■ **The exercise**
Pull every line of the entries that has the word "Create".

■ **Dataset entries**
┌────────
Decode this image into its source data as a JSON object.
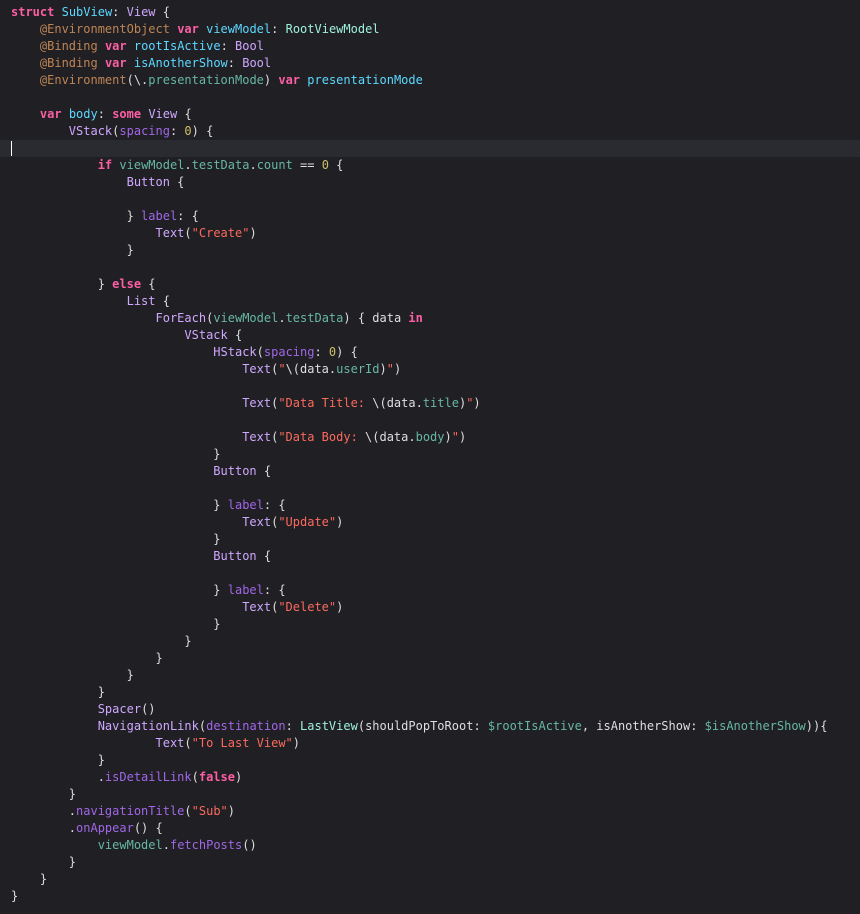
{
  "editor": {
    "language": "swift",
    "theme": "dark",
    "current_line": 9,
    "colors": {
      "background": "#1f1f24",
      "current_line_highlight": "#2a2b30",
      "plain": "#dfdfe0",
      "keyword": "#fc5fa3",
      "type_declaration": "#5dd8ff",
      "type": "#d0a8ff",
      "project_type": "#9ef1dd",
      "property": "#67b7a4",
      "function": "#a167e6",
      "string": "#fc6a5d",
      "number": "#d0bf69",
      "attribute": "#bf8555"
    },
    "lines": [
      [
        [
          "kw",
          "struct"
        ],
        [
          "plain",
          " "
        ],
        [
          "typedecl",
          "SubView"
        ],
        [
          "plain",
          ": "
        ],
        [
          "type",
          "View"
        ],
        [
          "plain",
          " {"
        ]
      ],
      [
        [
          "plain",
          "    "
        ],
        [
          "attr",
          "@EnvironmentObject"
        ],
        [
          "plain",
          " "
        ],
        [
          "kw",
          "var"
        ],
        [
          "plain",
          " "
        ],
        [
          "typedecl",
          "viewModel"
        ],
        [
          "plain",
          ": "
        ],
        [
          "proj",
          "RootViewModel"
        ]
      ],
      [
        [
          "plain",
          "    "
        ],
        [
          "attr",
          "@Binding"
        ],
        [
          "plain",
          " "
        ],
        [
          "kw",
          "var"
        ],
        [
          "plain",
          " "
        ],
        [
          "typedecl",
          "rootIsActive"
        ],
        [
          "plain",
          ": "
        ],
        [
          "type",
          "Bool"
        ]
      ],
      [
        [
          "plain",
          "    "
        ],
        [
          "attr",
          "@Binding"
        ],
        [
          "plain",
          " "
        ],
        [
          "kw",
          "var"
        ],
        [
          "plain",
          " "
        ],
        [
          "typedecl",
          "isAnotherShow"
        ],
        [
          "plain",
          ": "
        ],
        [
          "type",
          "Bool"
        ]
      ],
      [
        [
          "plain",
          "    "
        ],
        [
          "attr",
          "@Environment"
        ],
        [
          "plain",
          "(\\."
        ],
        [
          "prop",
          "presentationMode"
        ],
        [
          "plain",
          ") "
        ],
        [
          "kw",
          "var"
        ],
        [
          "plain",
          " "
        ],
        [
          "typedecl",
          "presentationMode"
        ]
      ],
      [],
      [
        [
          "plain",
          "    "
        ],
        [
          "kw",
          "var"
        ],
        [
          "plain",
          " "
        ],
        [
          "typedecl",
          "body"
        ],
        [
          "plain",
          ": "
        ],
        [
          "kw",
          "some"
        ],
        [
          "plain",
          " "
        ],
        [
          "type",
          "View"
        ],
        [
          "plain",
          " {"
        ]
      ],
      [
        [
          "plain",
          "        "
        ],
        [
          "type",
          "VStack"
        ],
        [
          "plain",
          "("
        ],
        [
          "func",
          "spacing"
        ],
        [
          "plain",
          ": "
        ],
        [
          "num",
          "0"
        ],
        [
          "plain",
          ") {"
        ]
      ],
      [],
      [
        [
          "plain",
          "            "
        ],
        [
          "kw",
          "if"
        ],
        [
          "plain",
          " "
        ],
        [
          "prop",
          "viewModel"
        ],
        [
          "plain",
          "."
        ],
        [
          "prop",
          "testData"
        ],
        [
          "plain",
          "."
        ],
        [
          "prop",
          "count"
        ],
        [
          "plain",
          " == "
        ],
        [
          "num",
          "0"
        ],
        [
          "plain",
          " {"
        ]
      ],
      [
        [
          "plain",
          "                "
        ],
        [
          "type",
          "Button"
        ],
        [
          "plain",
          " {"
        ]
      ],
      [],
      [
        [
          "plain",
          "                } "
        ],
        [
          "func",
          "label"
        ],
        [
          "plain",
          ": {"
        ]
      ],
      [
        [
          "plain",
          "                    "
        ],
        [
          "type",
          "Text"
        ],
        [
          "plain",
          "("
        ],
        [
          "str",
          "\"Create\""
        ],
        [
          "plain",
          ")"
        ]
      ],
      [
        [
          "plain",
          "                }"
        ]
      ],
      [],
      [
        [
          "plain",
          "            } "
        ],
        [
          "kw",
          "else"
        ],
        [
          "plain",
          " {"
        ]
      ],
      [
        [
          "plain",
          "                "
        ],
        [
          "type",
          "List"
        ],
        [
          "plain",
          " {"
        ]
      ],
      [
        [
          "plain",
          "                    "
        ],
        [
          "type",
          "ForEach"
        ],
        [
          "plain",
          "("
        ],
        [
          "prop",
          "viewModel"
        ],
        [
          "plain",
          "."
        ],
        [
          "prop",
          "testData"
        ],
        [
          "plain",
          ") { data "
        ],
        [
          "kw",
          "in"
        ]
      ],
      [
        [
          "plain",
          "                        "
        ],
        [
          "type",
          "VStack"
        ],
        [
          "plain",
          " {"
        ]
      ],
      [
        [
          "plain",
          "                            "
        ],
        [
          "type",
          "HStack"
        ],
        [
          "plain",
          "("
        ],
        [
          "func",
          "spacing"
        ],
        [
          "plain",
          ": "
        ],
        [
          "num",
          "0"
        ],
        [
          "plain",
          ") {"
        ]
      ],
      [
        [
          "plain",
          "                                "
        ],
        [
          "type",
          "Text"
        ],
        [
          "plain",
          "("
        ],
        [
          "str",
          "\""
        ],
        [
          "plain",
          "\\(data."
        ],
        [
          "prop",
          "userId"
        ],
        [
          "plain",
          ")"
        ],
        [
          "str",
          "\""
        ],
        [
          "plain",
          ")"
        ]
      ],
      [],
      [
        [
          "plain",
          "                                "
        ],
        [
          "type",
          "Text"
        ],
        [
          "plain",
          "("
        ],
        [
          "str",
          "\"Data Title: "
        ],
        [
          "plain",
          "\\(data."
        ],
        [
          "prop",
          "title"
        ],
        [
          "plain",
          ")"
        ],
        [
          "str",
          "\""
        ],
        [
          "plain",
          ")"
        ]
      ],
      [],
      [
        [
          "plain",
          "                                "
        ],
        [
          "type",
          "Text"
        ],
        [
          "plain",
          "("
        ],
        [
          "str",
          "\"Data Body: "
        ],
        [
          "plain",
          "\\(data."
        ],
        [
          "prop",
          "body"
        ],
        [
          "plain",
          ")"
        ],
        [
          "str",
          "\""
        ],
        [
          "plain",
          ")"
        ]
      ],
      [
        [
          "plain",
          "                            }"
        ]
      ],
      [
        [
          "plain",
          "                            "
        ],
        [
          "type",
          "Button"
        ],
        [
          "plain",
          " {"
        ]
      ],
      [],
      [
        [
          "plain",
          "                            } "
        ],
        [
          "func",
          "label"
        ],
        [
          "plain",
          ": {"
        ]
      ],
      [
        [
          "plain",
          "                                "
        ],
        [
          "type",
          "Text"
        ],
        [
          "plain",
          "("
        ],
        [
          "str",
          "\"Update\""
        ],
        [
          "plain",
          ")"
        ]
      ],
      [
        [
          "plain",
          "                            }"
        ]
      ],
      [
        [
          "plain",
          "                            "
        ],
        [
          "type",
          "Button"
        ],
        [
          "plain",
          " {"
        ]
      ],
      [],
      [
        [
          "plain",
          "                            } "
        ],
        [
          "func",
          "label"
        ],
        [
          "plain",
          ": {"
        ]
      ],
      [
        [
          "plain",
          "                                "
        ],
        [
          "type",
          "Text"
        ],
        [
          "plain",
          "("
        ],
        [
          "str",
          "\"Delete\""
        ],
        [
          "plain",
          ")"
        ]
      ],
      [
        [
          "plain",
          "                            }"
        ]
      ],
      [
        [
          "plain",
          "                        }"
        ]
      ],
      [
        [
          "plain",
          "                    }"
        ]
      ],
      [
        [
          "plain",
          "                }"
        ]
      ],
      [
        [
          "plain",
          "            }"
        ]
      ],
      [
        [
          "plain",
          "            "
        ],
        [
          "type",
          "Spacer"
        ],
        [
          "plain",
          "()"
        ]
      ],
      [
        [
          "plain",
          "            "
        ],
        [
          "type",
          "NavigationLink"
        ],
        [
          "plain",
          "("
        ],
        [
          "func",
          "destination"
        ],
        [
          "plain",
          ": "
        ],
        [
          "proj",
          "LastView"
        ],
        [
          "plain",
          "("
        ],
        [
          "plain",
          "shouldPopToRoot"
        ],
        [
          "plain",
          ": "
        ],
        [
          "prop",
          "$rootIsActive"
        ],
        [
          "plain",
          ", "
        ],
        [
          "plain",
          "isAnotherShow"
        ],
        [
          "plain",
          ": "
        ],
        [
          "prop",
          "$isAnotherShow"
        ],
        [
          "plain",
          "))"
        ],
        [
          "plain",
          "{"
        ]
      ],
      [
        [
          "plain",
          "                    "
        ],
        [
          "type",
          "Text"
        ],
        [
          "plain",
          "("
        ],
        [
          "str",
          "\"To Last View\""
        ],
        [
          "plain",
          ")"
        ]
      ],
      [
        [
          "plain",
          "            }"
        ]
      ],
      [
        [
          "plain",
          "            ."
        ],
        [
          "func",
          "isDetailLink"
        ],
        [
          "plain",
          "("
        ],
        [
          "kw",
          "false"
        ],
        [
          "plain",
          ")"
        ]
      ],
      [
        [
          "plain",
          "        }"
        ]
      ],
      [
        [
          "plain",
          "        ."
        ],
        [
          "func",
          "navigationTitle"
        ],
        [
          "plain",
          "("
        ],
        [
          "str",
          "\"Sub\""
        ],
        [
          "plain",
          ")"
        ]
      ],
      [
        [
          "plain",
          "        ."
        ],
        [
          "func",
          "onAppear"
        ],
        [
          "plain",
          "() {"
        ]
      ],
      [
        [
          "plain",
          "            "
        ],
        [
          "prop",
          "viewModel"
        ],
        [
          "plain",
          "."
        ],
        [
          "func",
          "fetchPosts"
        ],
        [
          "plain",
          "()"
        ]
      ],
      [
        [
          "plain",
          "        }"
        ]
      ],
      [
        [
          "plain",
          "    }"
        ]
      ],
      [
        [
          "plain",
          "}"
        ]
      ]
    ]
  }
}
└────────
┌────────
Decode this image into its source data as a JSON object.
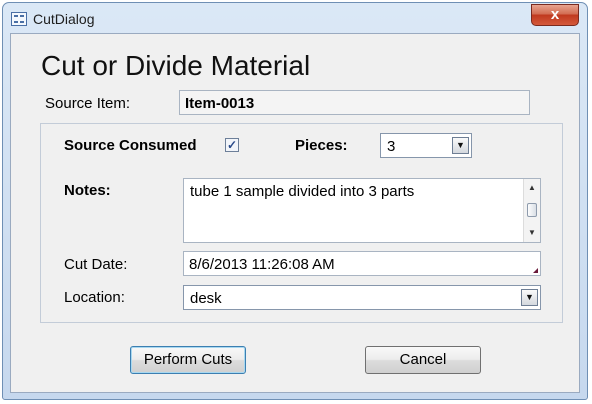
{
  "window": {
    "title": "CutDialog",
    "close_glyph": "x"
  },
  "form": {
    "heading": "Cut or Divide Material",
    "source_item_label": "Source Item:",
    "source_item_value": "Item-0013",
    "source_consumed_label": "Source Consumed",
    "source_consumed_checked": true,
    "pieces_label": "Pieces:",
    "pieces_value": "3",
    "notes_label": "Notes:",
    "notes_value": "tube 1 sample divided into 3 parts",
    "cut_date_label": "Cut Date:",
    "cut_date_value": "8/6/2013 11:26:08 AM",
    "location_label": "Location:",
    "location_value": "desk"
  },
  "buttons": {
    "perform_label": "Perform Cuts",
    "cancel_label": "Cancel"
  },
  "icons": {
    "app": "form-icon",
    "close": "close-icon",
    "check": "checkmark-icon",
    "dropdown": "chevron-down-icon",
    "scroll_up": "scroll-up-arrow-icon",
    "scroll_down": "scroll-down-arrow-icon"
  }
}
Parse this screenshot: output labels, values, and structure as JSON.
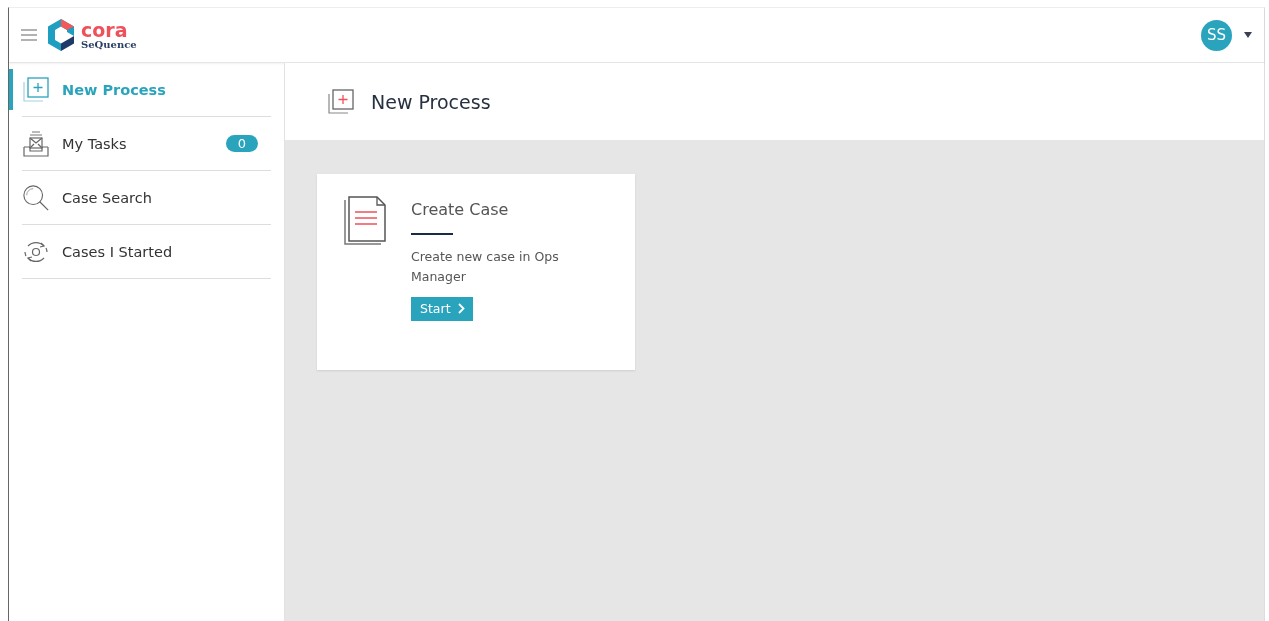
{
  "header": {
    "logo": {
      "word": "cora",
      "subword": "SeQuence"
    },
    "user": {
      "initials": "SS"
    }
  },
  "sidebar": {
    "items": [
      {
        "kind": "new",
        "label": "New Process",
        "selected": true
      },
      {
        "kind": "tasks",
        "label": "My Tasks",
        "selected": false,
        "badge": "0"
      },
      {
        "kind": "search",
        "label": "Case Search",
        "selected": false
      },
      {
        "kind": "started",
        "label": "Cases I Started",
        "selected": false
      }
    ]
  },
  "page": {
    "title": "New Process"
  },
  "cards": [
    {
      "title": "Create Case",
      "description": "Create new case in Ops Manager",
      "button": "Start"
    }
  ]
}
└────────
■ **Task result**
          "\"Create\""
      "title": "Create Case",
      "description": "Create new case in Ops Manager",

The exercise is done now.